DATASET >>
◆ ◆ ◆ ◆ ◆

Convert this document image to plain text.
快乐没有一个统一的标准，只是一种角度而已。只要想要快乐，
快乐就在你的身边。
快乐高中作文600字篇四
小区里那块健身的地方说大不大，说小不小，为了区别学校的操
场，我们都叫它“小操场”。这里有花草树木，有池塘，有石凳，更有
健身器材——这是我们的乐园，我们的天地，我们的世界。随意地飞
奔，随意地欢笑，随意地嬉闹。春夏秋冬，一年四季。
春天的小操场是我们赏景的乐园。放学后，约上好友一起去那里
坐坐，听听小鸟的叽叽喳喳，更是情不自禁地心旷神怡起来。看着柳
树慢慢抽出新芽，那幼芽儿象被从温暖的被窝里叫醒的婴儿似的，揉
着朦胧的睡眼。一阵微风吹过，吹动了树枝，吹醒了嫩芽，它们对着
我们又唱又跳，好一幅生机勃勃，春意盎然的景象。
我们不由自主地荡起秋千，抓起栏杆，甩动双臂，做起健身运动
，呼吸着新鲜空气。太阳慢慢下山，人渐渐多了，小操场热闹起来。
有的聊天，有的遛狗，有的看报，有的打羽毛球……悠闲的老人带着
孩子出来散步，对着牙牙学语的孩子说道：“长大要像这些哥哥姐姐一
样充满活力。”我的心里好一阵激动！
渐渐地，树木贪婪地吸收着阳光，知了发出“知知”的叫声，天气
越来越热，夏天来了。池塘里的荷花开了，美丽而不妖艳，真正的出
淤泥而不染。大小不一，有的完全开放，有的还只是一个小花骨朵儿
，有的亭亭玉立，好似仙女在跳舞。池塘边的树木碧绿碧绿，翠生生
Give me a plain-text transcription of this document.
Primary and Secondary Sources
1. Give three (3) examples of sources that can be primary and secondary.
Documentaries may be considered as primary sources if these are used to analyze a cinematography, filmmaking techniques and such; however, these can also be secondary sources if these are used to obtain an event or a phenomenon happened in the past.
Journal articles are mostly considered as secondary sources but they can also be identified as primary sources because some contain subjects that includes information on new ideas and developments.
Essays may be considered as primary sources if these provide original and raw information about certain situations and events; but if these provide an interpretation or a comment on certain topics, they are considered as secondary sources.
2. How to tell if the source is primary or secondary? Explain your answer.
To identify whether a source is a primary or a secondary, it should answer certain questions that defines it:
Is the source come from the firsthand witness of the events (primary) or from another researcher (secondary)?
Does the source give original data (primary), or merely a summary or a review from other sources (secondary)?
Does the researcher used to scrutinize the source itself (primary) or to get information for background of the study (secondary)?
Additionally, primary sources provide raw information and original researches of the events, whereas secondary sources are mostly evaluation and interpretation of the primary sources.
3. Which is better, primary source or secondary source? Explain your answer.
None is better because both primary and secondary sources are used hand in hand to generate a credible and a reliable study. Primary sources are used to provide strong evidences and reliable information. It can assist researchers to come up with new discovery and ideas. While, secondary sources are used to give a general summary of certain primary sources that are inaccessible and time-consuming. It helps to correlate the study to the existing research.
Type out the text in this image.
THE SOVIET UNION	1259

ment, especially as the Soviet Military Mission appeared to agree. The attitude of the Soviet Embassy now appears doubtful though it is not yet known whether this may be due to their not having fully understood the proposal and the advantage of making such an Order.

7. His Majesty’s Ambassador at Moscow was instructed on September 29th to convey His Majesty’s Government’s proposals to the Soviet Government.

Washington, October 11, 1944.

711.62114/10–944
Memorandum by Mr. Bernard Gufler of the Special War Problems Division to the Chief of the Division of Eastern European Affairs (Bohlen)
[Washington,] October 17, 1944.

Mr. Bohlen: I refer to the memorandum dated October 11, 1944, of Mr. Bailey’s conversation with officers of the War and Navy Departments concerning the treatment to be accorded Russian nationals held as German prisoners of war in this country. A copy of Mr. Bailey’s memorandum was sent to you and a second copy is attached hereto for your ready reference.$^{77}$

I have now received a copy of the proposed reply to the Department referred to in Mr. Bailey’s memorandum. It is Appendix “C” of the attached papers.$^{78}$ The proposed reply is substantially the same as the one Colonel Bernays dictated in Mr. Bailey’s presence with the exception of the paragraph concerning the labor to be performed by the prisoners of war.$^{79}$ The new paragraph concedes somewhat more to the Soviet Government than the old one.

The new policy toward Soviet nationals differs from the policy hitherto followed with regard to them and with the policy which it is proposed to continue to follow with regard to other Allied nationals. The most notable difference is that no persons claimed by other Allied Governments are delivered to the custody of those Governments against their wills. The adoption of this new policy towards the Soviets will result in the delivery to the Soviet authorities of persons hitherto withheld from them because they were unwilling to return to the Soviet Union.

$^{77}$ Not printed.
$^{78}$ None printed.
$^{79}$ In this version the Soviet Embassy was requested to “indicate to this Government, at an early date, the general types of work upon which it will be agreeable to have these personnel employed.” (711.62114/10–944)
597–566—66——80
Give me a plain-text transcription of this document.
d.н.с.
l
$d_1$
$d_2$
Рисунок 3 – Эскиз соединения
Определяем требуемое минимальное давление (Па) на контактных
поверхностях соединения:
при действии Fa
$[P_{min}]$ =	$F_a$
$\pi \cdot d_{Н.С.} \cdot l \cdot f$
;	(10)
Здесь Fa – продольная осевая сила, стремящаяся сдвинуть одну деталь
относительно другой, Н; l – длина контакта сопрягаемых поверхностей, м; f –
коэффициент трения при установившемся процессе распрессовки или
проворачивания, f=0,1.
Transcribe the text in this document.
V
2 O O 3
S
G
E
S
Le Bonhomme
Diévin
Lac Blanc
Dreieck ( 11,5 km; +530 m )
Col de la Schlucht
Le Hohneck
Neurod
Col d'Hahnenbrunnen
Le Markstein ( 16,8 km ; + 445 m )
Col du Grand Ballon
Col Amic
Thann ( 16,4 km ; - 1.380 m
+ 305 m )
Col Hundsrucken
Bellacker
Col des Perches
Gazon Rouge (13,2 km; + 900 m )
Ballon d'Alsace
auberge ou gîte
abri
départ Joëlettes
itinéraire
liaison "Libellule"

◆ ◆ ◆ ◆ ◆

THE TASK >> Extract every line that has the string "provide" in it.

THE SOLUTION >>
Essays may be considered as primary sources if these provide original and raw information about certain situations and events; but if these provide an interpretation or a comment on certain topics, they are considered as secondary sources.
Additionally, primary sources provide raw information and original researches of the events, whereas secondary sources are mostly evaluation and interpretation of the primary sources.
None is better because both primary and secondary sources are used hand in hand to generate a credible and a reliable study. Primary sources are used to provide strong evidences and reliable information. It can assist researchers to come up with new discovery and ideas. While, secondary sources are used to give a general summary of certain primary sources that are inaccessible and time-consuming. It helps to correlate the study to the existing research.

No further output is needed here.